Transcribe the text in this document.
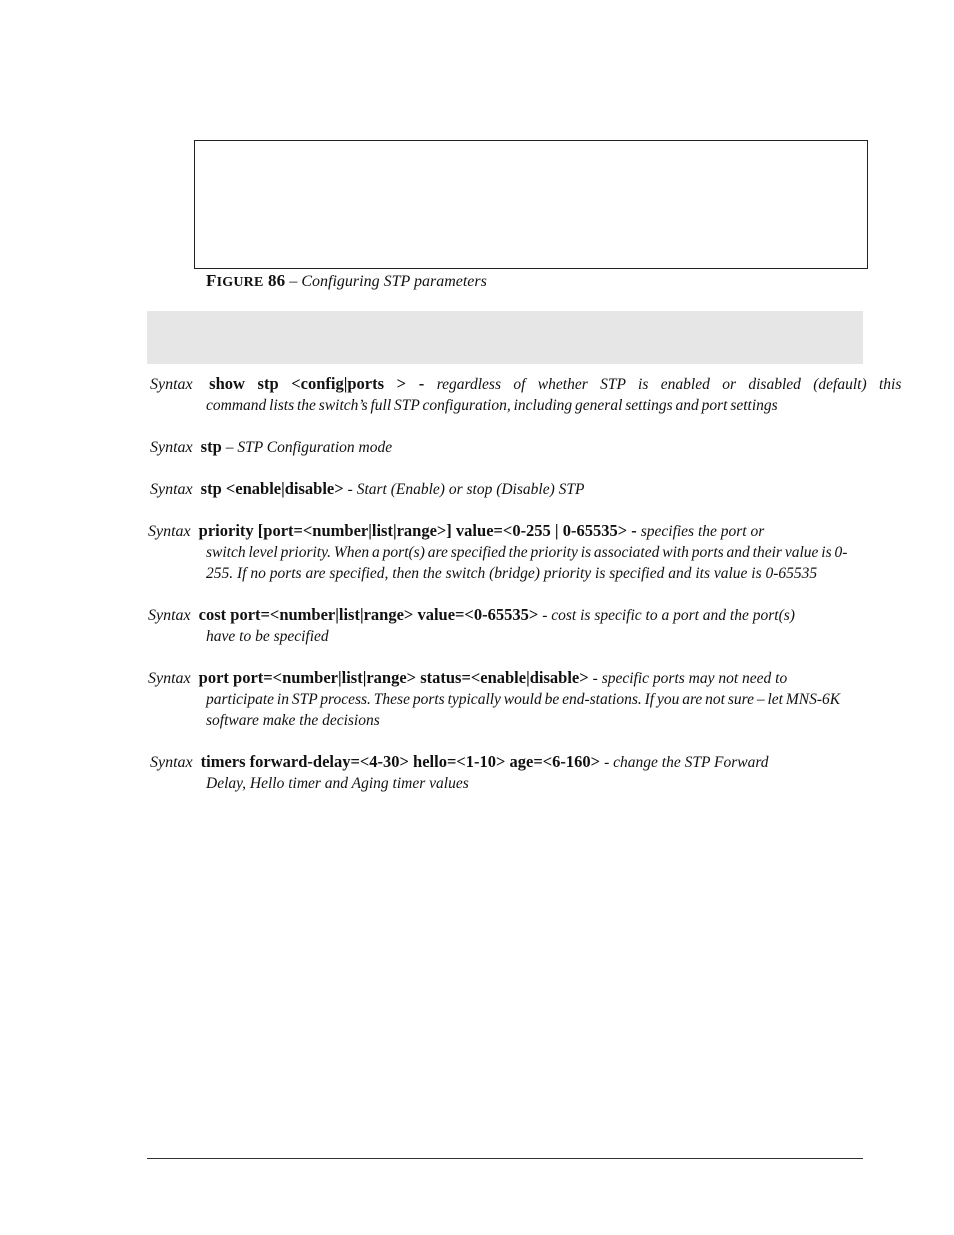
FIGURE 86 – Configuring STP parameters
Syntax show stp <config|ports > - regardless of whether STP is enabled or disabled (default) this
command lists the switch’s full STP configuration, including general settings and port settings
Syntax stp – STP Configuration mode
Syntax stp <enable|disable> - Start (Enable) or stop (Disable) STP
Syntax priority [port=<number|list|range>] value=<0-255 | 0-65535> - specifies the port or
switch level priority. When a port(s) are specified the priority is associated with ports and their value is 0-
255. If no ports are specified, then the switch (bridge) priority is specified and its value is 0-65535
Syntax cost port=<number|list|range> value=<0-65535> - cost is specific to a port and the port(s)
have to be specified
Syntax port port=<number|list|range> status=<enable|disable> - specific ports may not need to
participate in STP process. These ports typically would be end-stations. If you are not sure – let MNS-6K
software make the decisions
Syntax timers forward-delay=<4-30> hello=<1-10> age=<6-160> - change the STP Forward
Delay, Hello timer and Aging timer values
◆ ◆ ◆
■ Task to carry out ■
Retype all entries exactly as they appear, dropping the images.

■ Completed task ■
Transcribe the text in this document.
FIGURE 86 – Configuring STP parameters
Syntax show stp <config|ports > - regardless of whether STP is enabled or disabled (default) this
command lists the switch’s full STP configuration, including general settings and port settings
Syntax stp – STP Configuration mode
Syntax stp <enable|disable> - Start (Enable) or stop (Disable) STP
Syntax priority [port=<number|list|range>] value=<0-255 | 0-65535> - specifies the port or
switch level priority. When a port(s) are specified the priority is associated with ports and their value is 0-
255. If no ports are specified, then the switch (bridge) priority is specified and its value is 0-65535
Syntax cost port=<number|list|range> value=<0-65535> - cost is specific to a port and the port(s)
have to be specified
Syntax port port=<number|list|range> status=<enable|disable> - specific ports may not need to
participate in STP process. These ports typically would be end-stations. If you are not sure – let MNS-6K
software make the decisions
Syntax timers forward-delay=<4-30> hello=<1-10> age=<6-160> - change the STP Forward
Delay, Hello timer and Aging timer values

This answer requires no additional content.